#### DESCRIPTION OF THE TASK
Filter the entries that follow, copying every line in which the word "Settings" appears.

+-------+

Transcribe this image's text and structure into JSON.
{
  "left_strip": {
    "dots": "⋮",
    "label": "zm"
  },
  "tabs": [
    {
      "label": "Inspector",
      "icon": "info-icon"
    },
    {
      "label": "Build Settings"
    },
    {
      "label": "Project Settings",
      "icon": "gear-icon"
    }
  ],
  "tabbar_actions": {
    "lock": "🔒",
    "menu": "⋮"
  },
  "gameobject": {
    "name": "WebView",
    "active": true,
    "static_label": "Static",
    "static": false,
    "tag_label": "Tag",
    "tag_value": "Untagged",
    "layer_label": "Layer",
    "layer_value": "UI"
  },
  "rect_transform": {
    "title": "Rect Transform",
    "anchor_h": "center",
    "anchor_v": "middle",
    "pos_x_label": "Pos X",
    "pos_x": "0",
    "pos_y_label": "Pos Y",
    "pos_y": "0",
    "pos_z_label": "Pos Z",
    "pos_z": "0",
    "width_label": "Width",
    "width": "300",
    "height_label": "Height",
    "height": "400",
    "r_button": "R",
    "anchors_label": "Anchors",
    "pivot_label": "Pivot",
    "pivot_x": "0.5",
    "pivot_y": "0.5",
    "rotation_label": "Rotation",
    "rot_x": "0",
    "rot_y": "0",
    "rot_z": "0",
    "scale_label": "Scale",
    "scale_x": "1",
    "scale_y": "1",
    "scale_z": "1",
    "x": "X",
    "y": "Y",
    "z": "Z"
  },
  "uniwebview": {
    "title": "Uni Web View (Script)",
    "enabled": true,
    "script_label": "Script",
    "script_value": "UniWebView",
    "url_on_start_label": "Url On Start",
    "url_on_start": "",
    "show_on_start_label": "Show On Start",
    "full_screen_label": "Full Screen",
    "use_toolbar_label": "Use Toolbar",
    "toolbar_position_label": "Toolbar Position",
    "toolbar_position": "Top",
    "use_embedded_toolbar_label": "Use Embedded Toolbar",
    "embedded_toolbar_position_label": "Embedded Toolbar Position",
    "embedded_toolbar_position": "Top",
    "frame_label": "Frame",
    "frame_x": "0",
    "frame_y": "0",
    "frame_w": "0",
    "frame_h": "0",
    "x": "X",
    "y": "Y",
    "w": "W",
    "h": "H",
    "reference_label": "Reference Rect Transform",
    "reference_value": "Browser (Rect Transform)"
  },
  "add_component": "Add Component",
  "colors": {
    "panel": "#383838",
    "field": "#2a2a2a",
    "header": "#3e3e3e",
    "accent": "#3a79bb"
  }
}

+-------+

#### FINAL ANSWER
      "label": "Build Settings"
      "label": "Project Settings",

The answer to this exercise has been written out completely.